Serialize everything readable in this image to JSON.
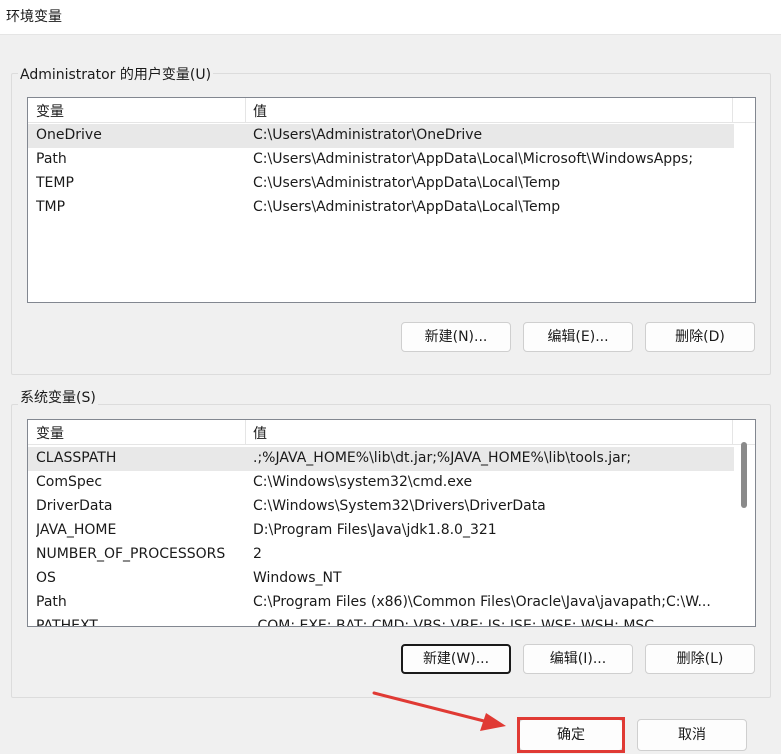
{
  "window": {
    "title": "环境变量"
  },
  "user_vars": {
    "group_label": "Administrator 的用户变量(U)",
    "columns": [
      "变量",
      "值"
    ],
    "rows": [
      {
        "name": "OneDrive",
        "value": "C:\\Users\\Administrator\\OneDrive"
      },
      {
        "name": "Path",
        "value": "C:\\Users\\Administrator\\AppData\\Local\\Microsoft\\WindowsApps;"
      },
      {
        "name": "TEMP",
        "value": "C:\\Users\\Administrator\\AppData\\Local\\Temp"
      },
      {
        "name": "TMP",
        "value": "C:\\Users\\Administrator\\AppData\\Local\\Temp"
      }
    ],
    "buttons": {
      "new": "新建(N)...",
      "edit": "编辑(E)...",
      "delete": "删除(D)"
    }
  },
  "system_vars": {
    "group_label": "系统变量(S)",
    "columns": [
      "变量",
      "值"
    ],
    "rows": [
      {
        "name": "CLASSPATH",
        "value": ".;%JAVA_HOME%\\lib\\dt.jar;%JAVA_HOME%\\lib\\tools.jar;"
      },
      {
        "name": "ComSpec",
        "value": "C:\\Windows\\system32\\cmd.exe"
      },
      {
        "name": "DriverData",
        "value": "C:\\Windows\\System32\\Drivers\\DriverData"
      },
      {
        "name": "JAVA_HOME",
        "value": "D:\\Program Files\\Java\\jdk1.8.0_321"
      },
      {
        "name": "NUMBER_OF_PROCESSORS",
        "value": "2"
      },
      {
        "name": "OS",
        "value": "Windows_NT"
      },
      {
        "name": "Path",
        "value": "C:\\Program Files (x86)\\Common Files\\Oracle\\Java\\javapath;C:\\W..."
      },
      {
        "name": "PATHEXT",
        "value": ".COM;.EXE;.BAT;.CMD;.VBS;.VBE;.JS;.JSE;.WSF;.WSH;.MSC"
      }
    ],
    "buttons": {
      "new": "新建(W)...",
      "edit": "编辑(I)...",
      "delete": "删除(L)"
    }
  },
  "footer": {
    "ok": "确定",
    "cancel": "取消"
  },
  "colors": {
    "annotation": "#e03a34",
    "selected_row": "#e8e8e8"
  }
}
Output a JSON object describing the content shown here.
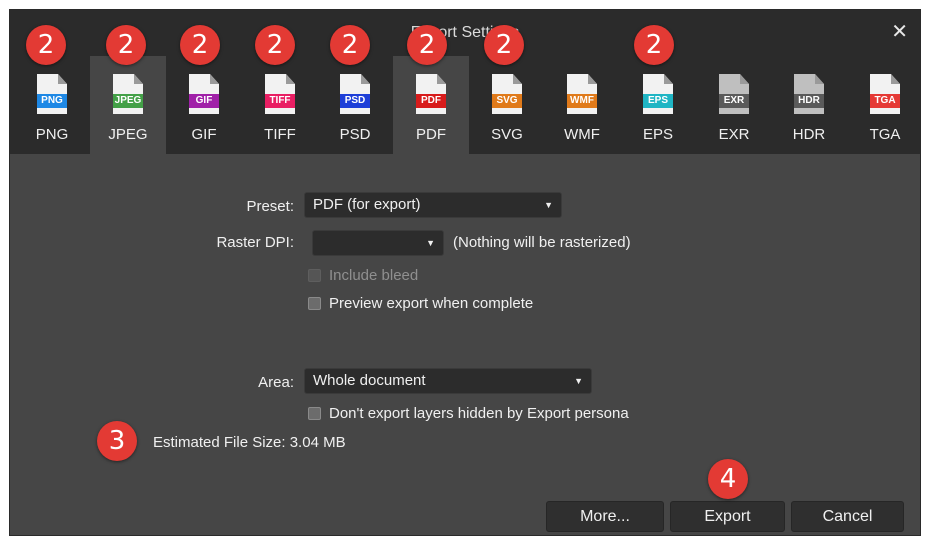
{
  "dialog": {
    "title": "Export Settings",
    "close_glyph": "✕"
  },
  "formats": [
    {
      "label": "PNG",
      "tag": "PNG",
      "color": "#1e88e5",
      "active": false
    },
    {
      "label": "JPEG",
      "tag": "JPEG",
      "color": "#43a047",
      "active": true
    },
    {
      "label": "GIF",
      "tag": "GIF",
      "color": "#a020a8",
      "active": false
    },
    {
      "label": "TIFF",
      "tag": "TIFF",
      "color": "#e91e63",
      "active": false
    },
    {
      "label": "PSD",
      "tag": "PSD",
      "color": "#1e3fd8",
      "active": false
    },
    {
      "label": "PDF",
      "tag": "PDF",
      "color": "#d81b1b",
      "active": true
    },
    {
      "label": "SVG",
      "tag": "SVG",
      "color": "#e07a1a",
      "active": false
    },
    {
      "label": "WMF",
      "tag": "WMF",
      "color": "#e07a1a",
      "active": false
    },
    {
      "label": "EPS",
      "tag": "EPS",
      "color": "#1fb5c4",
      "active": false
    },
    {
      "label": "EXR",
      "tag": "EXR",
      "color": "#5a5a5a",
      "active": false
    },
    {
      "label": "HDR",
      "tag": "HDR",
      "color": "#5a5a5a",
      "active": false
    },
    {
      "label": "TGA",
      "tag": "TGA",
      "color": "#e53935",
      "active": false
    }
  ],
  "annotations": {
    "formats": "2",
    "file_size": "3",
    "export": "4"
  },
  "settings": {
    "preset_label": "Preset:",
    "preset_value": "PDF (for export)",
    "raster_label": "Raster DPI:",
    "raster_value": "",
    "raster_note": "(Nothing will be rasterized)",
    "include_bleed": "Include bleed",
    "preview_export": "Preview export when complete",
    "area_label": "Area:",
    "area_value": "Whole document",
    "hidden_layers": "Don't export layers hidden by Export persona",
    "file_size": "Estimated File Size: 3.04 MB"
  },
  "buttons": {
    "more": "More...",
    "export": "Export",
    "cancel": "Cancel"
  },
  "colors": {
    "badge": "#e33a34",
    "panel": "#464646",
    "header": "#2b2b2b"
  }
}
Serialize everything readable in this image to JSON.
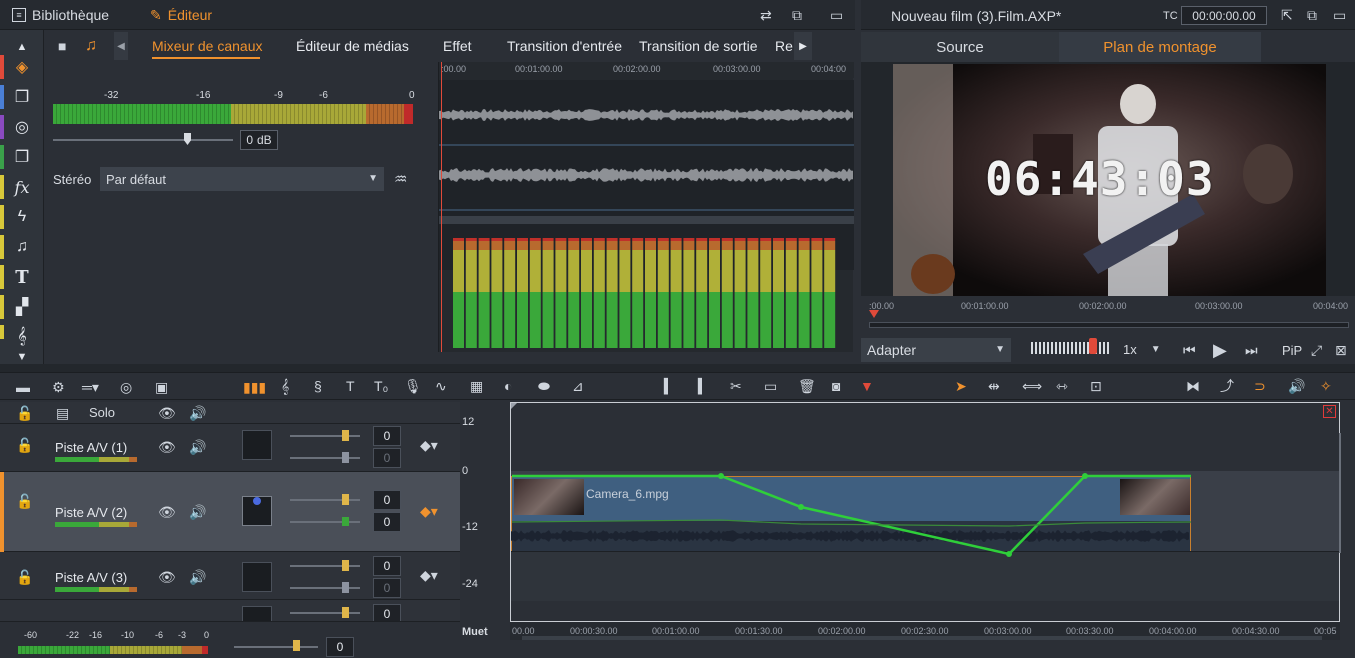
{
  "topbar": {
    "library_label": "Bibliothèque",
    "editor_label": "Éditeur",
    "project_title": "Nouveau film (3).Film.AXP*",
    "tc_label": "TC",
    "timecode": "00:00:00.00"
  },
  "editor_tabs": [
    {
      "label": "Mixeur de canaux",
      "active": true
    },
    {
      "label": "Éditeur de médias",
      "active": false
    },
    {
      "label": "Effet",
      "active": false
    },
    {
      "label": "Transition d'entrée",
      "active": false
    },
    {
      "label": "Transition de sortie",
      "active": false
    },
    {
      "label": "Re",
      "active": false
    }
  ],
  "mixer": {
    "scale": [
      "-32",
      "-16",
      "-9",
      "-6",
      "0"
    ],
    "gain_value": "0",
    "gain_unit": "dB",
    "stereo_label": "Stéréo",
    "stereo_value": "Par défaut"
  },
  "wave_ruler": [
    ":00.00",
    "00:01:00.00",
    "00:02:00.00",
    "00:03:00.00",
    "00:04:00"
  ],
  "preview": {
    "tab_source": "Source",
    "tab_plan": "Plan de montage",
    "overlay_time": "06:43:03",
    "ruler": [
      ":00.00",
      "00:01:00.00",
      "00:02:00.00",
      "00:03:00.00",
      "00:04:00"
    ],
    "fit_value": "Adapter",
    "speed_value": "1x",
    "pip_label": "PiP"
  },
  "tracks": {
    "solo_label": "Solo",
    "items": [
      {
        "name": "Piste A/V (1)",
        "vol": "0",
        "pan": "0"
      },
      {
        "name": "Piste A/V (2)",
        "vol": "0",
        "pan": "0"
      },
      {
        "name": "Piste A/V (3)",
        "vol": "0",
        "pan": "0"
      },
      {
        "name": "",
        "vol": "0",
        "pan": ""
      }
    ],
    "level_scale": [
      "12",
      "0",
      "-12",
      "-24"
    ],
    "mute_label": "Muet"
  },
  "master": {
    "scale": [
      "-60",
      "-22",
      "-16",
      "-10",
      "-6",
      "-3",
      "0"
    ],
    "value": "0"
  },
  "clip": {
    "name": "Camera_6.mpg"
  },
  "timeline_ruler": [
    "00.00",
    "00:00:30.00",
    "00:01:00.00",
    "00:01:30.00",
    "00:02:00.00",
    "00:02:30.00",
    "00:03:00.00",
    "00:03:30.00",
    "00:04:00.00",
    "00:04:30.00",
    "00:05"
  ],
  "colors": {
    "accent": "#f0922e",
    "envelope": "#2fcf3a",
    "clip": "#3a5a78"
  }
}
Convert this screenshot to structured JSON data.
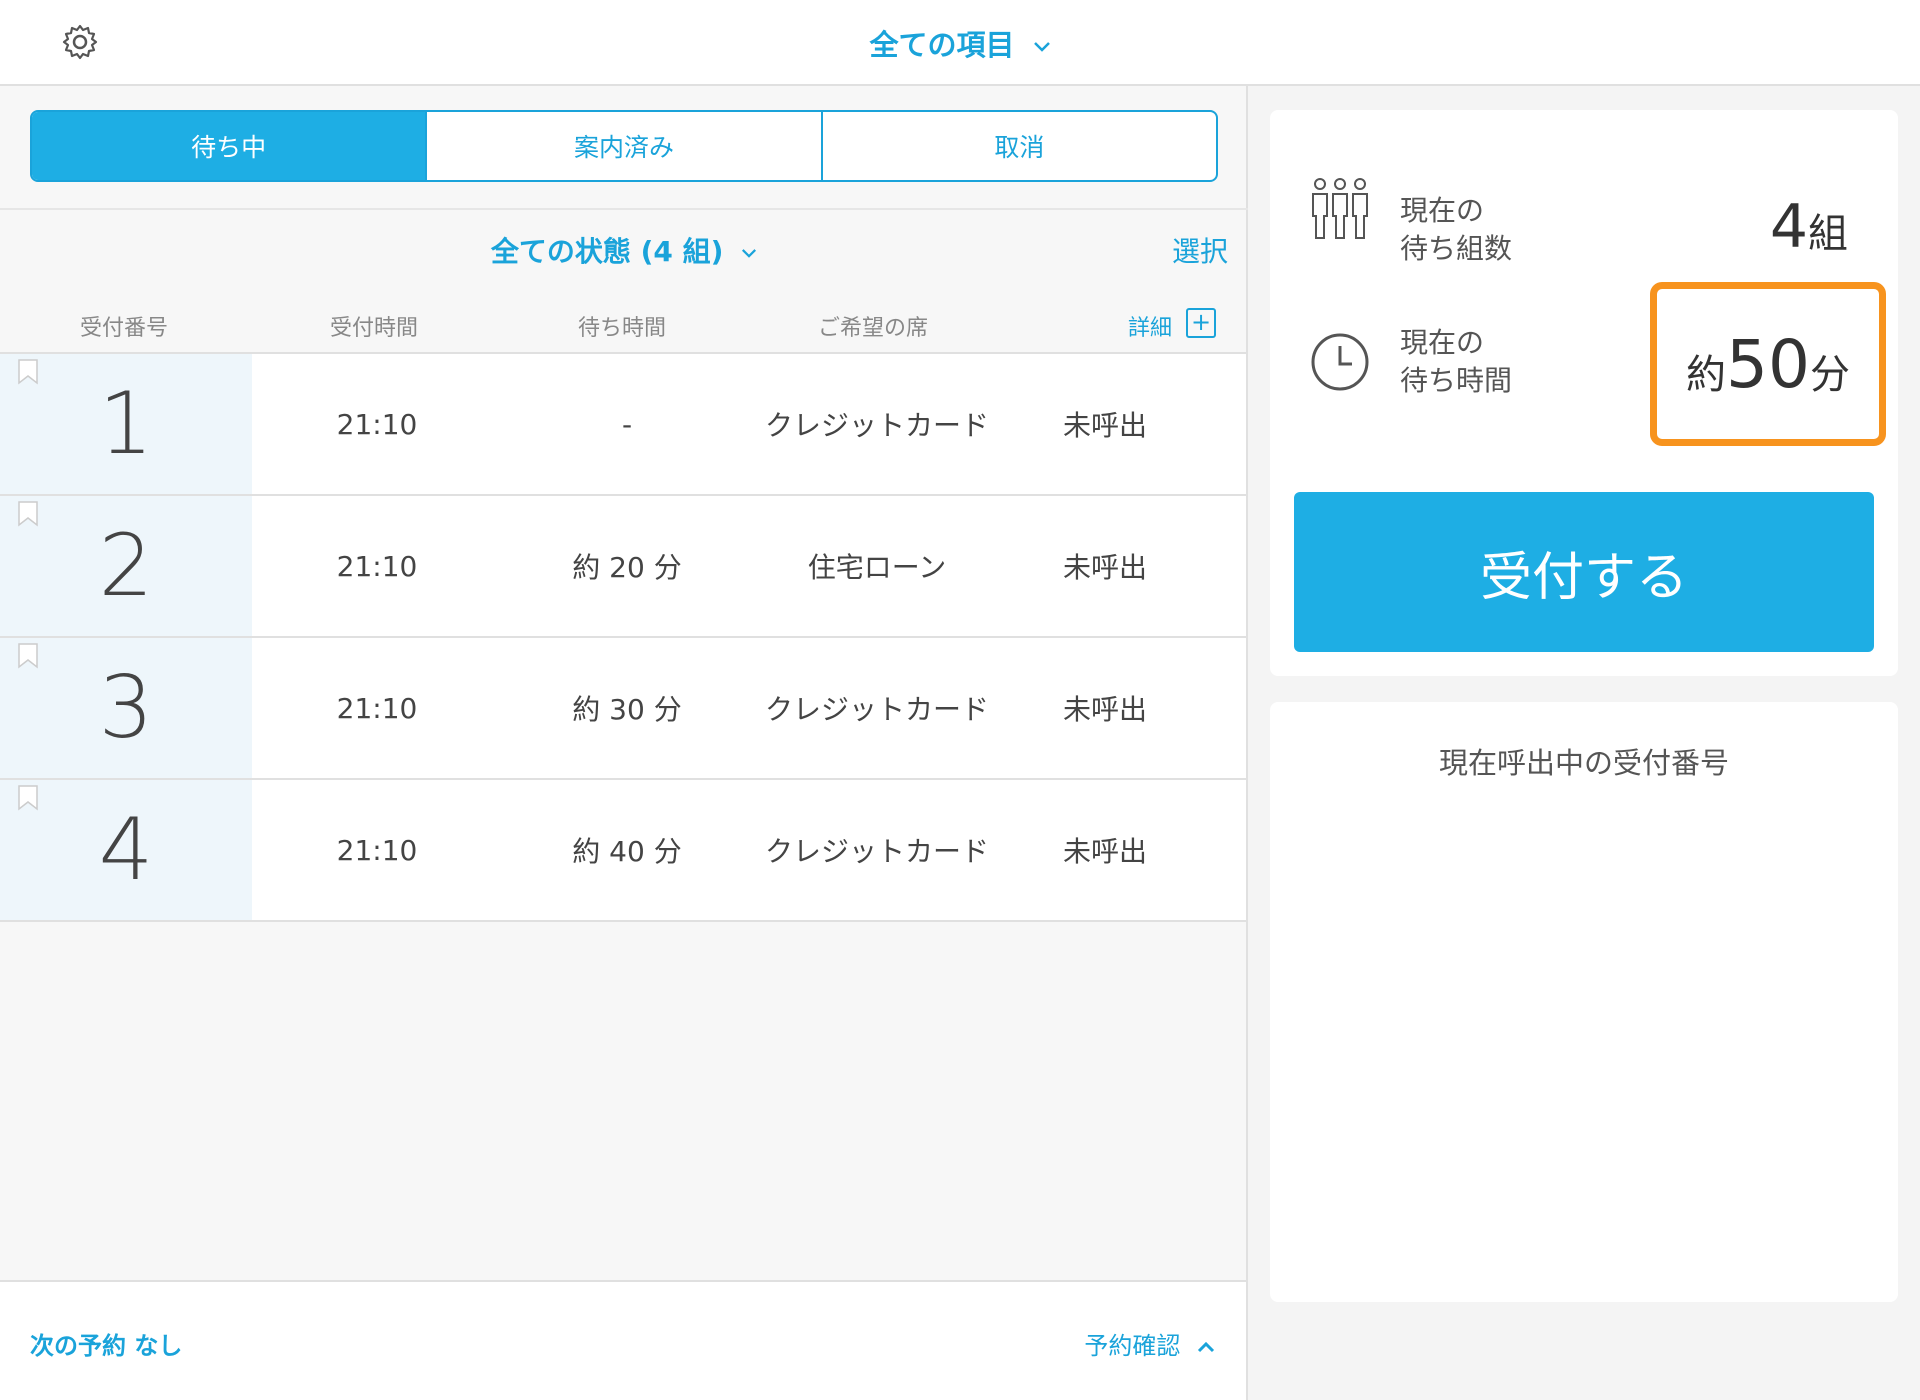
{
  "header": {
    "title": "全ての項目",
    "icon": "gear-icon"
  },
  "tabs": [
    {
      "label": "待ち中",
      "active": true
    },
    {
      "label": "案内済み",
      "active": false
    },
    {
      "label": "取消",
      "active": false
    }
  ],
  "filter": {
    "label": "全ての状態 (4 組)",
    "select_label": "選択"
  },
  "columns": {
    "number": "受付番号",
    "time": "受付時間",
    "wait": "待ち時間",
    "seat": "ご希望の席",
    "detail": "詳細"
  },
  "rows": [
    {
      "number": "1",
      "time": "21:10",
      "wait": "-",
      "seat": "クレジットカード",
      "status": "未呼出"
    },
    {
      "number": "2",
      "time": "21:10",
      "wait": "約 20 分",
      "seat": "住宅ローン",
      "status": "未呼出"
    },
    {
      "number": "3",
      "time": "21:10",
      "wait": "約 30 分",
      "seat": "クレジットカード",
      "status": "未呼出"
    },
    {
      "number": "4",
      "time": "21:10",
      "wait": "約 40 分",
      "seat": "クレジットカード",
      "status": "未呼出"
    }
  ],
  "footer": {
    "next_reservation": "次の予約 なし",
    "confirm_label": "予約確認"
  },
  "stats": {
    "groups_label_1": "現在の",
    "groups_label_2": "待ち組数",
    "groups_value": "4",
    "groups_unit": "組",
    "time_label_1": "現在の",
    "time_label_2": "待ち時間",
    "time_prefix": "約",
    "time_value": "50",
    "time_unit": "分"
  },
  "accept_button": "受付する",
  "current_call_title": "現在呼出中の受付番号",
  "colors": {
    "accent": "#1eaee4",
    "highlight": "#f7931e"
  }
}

Objective: Extract from the data every line where "OneDrive" shows up.

Answer below:
        "name": "OneDrive",
        "value": "C:\\Users\\Administrator\\OneDrive"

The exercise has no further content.